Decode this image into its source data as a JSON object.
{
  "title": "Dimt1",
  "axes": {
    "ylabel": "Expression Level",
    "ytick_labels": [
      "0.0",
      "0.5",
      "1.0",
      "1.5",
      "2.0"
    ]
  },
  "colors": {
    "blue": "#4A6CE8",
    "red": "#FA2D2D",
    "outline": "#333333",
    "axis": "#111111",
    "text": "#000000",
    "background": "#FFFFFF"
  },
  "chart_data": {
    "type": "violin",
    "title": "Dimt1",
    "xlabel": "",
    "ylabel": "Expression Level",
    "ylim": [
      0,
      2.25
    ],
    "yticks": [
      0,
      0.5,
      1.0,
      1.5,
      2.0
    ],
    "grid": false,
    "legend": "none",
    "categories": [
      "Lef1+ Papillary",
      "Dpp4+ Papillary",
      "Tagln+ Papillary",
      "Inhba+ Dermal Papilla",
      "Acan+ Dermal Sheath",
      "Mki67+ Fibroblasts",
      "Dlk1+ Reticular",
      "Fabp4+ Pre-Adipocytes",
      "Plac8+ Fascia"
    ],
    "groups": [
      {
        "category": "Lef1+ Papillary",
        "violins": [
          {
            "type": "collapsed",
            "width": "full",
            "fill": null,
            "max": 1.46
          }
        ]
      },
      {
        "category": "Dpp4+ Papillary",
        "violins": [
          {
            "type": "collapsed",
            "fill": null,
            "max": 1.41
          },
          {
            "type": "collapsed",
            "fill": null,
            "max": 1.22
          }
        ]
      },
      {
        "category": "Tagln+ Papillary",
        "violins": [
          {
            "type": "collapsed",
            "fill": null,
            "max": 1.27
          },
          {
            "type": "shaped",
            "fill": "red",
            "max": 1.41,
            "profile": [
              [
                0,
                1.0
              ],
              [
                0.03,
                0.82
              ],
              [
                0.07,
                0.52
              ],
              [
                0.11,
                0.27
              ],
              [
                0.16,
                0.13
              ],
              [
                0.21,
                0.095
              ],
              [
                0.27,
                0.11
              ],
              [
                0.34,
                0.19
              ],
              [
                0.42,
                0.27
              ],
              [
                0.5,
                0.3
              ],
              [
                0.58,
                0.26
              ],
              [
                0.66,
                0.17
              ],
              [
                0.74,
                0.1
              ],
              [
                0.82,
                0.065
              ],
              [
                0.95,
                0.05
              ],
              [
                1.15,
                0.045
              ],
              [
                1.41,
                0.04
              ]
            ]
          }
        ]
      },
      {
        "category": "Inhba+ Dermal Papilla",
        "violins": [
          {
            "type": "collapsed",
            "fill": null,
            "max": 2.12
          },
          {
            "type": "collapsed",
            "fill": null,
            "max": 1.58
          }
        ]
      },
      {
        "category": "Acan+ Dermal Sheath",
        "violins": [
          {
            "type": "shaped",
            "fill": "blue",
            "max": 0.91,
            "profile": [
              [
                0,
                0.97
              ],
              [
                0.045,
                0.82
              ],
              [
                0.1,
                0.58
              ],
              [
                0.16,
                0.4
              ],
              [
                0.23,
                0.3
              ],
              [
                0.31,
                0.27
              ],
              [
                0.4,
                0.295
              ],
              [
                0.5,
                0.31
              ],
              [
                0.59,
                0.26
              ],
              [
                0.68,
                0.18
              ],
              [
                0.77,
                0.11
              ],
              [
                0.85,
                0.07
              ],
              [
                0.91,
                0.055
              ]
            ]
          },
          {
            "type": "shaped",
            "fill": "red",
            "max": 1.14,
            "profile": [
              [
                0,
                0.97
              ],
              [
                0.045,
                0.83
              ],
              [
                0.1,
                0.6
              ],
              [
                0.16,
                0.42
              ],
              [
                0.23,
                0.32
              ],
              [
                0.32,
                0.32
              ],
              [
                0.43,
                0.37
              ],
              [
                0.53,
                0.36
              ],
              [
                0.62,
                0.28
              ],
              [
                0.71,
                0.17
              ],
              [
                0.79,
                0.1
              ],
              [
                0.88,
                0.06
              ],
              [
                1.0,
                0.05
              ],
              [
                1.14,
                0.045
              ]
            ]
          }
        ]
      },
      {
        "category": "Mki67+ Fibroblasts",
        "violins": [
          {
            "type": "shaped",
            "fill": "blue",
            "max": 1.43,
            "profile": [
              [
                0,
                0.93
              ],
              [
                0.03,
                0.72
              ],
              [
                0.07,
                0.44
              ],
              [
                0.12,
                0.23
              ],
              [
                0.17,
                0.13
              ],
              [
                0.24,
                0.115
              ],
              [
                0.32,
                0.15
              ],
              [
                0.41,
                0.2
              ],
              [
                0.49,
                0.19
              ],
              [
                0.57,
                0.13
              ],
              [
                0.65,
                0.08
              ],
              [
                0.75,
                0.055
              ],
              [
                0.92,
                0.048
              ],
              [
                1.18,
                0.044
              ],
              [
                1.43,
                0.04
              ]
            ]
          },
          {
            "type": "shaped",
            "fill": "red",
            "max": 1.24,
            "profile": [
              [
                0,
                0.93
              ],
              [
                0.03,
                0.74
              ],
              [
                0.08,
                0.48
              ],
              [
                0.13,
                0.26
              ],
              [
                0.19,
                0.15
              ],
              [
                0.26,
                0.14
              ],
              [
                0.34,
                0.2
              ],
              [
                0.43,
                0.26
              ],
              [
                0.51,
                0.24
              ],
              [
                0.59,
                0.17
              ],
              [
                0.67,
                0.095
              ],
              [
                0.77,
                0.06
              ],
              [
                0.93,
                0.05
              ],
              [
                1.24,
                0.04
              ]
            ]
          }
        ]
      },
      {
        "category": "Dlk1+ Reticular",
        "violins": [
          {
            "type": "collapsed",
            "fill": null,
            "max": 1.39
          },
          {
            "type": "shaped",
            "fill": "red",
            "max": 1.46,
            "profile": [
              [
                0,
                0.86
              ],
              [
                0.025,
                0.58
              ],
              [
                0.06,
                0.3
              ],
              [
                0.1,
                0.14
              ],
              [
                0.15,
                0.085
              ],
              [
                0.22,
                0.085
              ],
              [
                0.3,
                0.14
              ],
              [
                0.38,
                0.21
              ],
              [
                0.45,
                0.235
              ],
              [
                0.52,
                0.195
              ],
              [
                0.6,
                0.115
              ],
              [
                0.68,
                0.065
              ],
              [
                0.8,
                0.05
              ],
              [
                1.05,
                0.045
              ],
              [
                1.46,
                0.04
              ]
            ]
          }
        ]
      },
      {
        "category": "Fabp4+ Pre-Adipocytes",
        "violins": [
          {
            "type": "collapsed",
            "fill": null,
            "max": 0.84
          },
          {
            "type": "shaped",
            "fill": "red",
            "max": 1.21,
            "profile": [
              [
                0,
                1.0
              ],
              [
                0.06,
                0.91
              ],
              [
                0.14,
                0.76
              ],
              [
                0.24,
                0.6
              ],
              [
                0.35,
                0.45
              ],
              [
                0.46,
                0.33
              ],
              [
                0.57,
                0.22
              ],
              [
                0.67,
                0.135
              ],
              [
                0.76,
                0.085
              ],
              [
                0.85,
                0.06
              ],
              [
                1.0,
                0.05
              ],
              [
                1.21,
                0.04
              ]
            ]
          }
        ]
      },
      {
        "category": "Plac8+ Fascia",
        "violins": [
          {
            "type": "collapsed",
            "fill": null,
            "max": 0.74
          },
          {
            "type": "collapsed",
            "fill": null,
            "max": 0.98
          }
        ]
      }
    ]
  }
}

**Prompt**
Identify and list each line with the word "Adipocytes".

**Expected output**
      "Fabp4+ Pre-Adipocytes",
        "category": "Fabp4+ Pre-Adipocytes",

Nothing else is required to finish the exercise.